Input material:
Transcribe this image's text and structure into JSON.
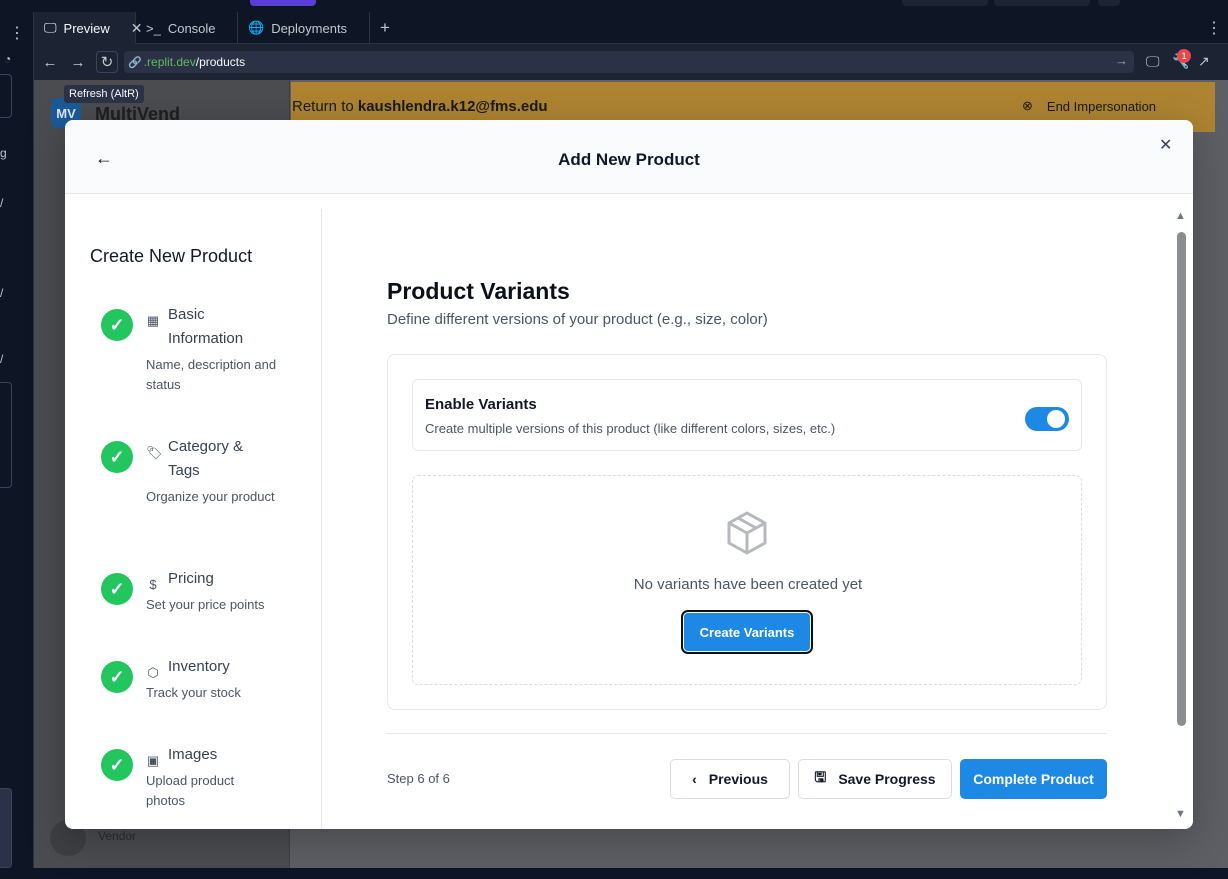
{
  "ide": {
    "tabs": [
      {
        "label": "Preview",
        "icon": "monitor-icon"
      },
      {
        "label": "Console",
        "icon": "terminal-icon"
      },
      {
        "label": "Deployments",
        "icon": "globe-icon"
      }
    ],
    "url_host": ".replit.dev",
    "url_path": "/products",
    "tooltip": "Refresh (AltR)",
    "notification_count": "1"
  },
  "app": {
    "logo": "MV",
    "brand": "MultiVend",
    "banner_prefix": "Return to ",
    "banner_user": "kaushlendra.k12@fms.edu",
    "end_impersonation": "End Impersonation",
    "vendor_label": "Vendor"
  },
  "modal": {
    "title": "Add New Product",
    "steps_title": "Create New Product",
    "steps": [
      {
        "name": "Basic Information",
        "desc": "Name, description and status",
        "icon": "grid-icon"
      },
      {
        "name": "Category & Tags",
        "desc": "Organize your product",
        "icon": "tag-icon"
      },
      {
        "name": "Pricing",
        "desc": "Set your price points",
        "icon": "dollar-icon"
      },
      {
        "name": "Inventory",
        "desc": "Track your stock",
        "icon": "box-icon"
      },
      {
        "name": "Images",
        "desc": "Upload product photos",
        "icon": "image-icon"
      }
    ],
    "section_title": "Product Variants",
    "section_sub": "Define different versions of your product (e.g., size, color)",
    "toggle_label": "Enable Variants",
    "toggle_desc": "Create multiple versions of this product (like different colors, sizes, etc.)",
    "toggle_on": true,
    "empty_text": "No variants have been created yet",
    "create_variants": "Create Variants",
    "step_count": "Step 6 of 6",
    "previous": "Previous",
    "save_progress": "Save Progress",
    "complete_product": "Complete Product"
  },
  "colors": {
    "accent": "#1e88e5",
    "success": "#22c55e",
    "banner": "#f0a30a"
  }
}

Task instructions: Reproduce each entry precisely, dropping only the pictures.

Written reply:
Transcribe this image's text and structure into JSON.
{
  "ide": {
    "tabs": [
      {
        "label": "Preview",
        "icon": "monitor-icon"
      },
      {
        "label": "Console",
        "icon": "terminal-icon"
      },
      {
        "label": "Deployments",
        "icon": "globe-icon"
      }
    ],
    "url_host": ".replit.dev",
    "url_path": "/products",
    "tooltip": "Refresh (AltR)",
    "notification_count": "1"
  },
  "app": {
    "logo": "MV",
    "brand": "MultiVend",
    "banner_prefix": "Return to ",
    "banner_user": "kaushlendra.k12@fms.edu",
    "end_impersonation": "End Impersonation",
    "vendor_label": "Vendor"
  },
  "modal": {
    "title": "Add New Product",
    "steps_title": "Create New Product",
    "steps": [
      {
        "name": "Basic Information",
        "desc": "Name, description and status",
        "icon": "grid-icon"
      },
      {
        "name": "Category & Tags",
        "desc": "Organize your product",
        "icon": "tag-icon"
      },
      {
        "name": "Pricing",
        "desc": "Set your price points",
        "icon": "dollar-icon"
      },
      {
        "name": "Inventory",
        "desc": "Track your stock",
        "icon": "box-icon"
      },
      {
        "name": "Images",
        "desc": "Upload product photos",
        "icon": "image-icon"
      }
    ],
    "section_title": "Product Variants",
    "section_sub": "Define different versions of your product (e.g., size, color)",
    "toggle_label": "Enable Variants",
    "toggle_desc": "Create multiple versions of this product (like different colors, sizes, etc.)",
    "toggle_on": true,
    "empty_text": "No variants have been created yet",
    "create_variants": "Create Variants",
    "step_count": "Step 6 of 6",
    "previous": "Previous",
    "save_progress": "Save Progress",
    "complete_product": "Complete Product"
  },
  "colors": {
    "accent": "#1e88e5",
    "success": "#22c55e",
    "banner": "#f0a30a"
  }
}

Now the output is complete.